The task:
An exact reproduction of the records is required, with all images left out.

(begin)

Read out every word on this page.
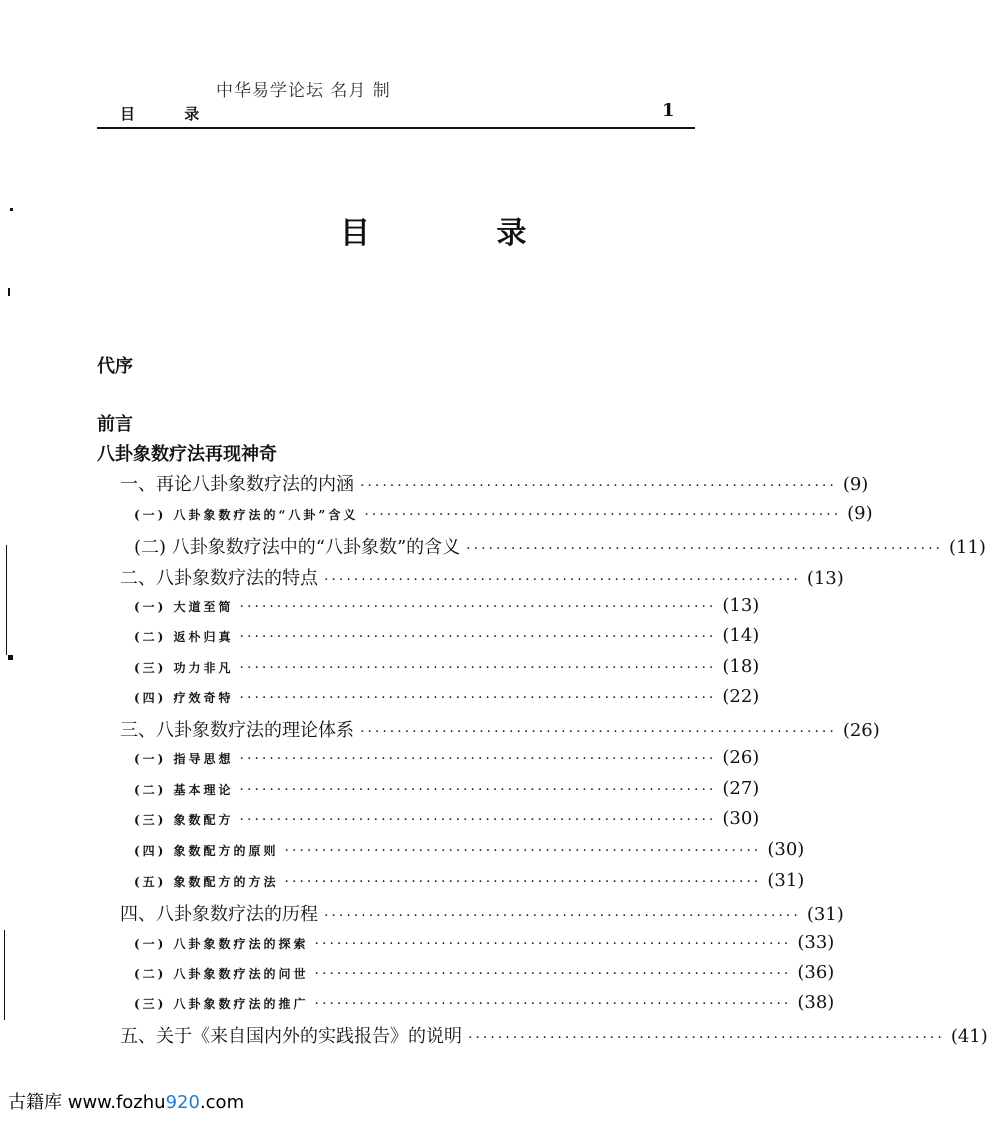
中华易学论坛 名月 制
目 录	1
目 录
代序
前言
八卦象数疗法再现神奇
一、再论八卦象数疗法的内涵 ································································ (9)
(一) 八卦象数疗法的“八卦”含义 ································································ (9)
(二) 八卦象数疗法中的“八卦象数”的含义 ································································ (11)
二、八卦象数疗法的特点 ································································ (13)
(一) 大道至简 ································································ (13)
(二) 返朴归真 ································································ (14)
(三) 功力非凡 ································································ (18)
(四) 疗效奇特 ································································ (22)
三、八卦象数疗法的理论体系 ································································ (26)
(一) 指导思想 ································································ (26)
(二) 基本理论 ································································ (27)
(三) 象数配方 ································································ (30)
(四) 象数配方的原则 ································································ (30)
(五) 象数配方的方法 ································································ (31)
四、八卦象数疗法的历程 ································································ (31)
(一) 八卦象数疗法的探索 ································································ (33)
(二) 八卦象数疗法的问世 ································································ (36)
(三) 八卦象数疗法的推广 ································································ (38)
五、关于《来自国内外的实践报告》的说明 ································································ (41)
古籍库 www.fozhu920.com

(end)

Full answer:
Read out every word on this page.
中华易学论坛 名月 制
目 录	1
目 录
代序
前言
八卦象数疗法再现神奇
一、再论八卦象数疗法的内涵 ································································ (9)
(一) 八卦象数疗法的“八卦”含义 ································································ (9)
(二) 八卦象数疗法中的“八卦象数”的含义 ································································ (11)
二、八卦象数疗法的特点 ································································ (13)
(一) 大道至简 ································································ (13)
(二) 返朴归真 ································································ (14)
(三) 功力非凡 ································································ (18)
(四) 疗效奇特 ································································ (22)
三、八卦象数疗法的理论体系 ································································ (26)
(一) 指导思想 ································································ (26)
(二) 基本理论 ································································ (27)
(三) 象数配方 ································································ (30)
(四) 象数配方的原则 ································································ (30)
(五) 象数配方的方法 ································································ (31)
四、八卦象数疗法的历程 ································································ (31)
(一) 八卦象数疗法的探索 ································································ (33)
(二) 八卦象数疗法的问世 ································································ (36)
(三) 八卦象数疗法的推广 ································································ (38)
五、关于《来自国内外的实践报告》的说明 ································································ (41)
古籍库 www.fozhu920.com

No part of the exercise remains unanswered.